REQUIRED WORK:
How many lines of the data include the string "does"? State the number and nothing else.

Collected data
-- -- --

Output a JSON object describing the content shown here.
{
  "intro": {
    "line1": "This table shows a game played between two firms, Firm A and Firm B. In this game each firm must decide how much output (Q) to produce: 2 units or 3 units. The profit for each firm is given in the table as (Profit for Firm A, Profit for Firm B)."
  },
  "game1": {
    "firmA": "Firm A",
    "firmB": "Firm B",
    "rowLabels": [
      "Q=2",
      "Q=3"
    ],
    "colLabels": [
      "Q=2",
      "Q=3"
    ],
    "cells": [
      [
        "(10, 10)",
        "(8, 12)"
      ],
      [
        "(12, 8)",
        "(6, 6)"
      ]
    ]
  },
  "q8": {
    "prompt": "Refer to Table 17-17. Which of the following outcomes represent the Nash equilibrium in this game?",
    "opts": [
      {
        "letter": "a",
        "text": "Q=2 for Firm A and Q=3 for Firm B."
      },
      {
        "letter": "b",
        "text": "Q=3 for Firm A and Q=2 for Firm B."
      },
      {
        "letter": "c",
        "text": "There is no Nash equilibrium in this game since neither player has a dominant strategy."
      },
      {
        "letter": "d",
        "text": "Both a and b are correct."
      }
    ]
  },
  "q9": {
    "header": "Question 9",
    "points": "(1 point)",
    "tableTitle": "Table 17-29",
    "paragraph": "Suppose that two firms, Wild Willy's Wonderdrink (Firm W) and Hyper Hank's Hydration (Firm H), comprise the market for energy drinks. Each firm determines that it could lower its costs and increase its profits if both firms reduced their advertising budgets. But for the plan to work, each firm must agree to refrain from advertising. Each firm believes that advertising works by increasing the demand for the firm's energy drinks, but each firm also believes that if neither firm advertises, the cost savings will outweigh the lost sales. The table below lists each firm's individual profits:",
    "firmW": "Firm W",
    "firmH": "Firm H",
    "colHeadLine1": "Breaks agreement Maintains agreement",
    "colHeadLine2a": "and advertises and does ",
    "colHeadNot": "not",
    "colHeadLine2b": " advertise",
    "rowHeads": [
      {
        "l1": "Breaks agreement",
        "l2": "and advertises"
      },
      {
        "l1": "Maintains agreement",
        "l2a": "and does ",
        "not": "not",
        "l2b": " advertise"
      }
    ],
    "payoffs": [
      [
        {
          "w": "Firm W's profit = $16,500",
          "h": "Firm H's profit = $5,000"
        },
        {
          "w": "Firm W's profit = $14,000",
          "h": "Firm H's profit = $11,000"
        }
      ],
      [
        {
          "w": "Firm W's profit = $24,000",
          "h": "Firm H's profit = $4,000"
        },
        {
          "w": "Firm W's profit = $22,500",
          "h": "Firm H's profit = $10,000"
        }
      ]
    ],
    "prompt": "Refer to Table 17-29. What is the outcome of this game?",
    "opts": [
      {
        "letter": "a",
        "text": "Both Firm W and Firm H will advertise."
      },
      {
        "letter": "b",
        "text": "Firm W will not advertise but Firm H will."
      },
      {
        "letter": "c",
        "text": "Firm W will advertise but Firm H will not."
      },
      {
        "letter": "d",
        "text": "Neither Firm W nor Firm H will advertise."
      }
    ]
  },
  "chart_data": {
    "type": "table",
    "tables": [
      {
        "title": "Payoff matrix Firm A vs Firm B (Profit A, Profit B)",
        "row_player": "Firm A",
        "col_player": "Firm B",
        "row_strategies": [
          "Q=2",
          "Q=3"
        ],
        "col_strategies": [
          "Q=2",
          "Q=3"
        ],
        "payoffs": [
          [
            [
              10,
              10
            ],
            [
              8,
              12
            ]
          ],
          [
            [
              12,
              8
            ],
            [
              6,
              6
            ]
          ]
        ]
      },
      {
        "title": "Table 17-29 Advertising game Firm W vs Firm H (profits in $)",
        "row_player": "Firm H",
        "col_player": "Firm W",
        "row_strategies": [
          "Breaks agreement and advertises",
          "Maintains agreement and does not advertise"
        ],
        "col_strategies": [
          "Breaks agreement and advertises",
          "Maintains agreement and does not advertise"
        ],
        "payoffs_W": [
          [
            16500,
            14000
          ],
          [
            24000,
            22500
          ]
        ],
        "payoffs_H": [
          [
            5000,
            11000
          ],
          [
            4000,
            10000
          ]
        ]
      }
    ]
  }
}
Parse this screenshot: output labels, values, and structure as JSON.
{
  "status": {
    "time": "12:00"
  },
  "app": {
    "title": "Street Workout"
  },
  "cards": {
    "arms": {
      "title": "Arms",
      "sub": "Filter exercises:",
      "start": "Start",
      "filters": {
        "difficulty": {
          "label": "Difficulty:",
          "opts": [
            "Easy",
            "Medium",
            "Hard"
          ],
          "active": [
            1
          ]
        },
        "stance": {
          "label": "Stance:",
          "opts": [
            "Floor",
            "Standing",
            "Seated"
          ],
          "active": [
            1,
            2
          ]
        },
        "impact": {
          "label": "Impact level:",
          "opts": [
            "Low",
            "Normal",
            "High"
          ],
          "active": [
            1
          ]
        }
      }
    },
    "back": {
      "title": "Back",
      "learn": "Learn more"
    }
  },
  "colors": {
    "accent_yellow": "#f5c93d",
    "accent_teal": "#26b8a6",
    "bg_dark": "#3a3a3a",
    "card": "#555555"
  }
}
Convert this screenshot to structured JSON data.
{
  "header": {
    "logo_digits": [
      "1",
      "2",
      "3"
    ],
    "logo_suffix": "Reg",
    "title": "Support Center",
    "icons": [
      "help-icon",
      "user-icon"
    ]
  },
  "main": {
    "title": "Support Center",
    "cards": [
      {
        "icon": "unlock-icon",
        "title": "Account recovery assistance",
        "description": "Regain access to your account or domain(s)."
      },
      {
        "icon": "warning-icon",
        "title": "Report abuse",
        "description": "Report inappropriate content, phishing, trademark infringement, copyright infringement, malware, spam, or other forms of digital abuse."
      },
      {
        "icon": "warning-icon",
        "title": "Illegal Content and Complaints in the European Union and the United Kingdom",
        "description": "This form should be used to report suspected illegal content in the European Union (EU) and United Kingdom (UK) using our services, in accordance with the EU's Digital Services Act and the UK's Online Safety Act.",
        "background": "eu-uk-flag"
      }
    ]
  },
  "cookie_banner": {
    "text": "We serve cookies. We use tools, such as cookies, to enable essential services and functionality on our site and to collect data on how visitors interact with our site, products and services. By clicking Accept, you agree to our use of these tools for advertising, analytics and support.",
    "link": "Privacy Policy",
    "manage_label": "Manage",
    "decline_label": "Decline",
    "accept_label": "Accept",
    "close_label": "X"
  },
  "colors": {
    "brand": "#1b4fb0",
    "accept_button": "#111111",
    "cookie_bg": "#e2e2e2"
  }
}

-- -- --

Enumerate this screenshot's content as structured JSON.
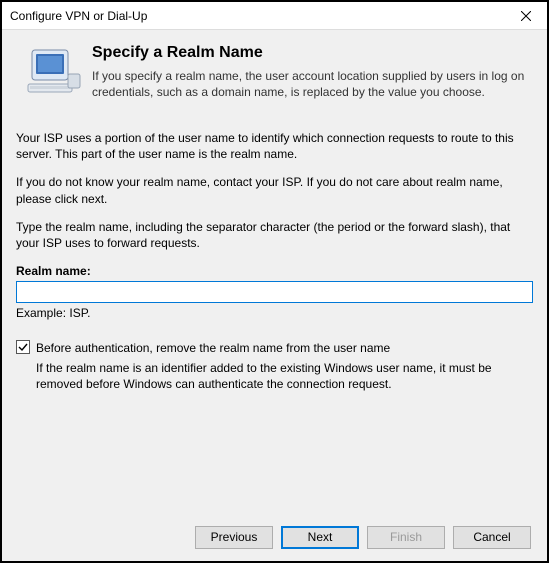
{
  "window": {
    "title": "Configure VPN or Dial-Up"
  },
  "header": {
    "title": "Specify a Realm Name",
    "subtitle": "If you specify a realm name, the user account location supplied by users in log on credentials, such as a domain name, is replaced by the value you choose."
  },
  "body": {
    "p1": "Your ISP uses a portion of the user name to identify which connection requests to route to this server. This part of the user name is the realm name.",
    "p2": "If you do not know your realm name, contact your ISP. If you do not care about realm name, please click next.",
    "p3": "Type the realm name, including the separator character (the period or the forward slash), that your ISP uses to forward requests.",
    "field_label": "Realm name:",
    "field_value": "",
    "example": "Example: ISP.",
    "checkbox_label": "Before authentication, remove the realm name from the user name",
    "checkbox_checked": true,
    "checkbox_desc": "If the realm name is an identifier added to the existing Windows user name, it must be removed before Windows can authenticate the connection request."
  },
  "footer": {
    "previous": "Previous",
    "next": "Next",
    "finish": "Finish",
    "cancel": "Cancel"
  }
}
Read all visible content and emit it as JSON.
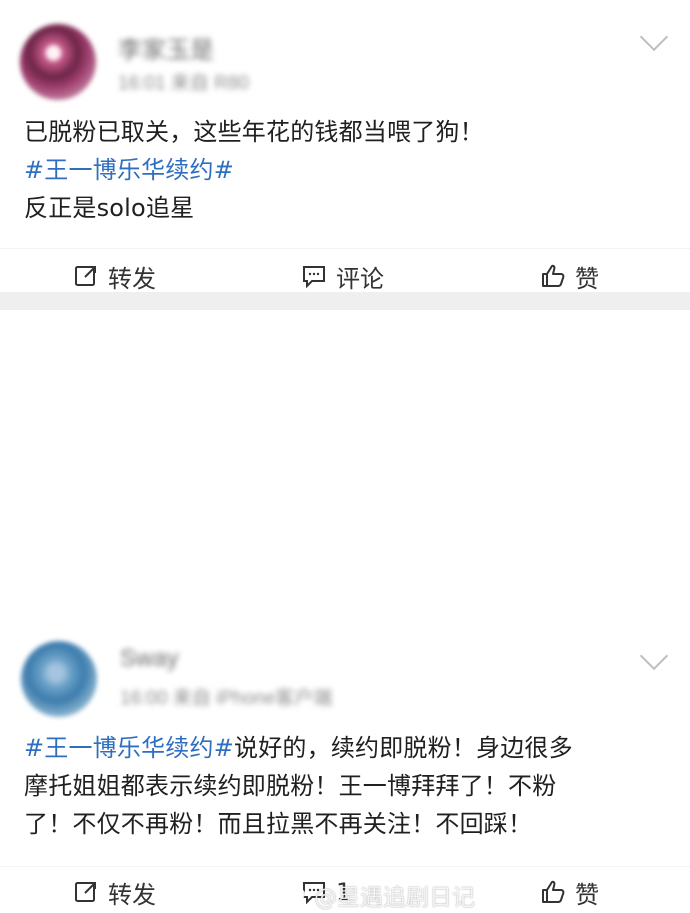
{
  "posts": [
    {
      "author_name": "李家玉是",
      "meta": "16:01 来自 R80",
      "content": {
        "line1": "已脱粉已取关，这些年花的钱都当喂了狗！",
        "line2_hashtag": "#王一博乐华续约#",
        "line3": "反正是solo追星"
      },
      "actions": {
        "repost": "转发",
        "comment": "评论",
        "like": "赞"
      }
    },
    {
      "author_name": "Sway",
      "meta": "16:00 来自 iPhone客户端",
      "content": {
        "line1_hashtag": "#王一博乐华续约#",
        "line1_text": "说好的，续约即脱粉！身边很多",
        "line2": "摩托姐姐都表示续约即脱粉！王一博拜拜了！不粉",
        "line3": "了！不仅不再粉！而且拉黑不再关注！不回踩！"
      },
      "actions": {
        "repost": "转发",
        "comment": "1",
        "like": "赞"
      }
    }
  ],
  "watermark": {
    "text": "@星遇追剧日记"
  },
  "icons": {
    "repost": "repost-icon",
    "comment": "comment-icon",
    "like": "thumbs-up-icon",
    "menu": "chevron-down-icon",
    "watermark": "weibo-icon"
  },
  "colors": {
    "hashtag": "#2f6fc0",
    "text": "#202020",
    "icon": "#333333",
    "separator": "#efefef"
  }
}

-- -- --

FINISHED ANSWER:
4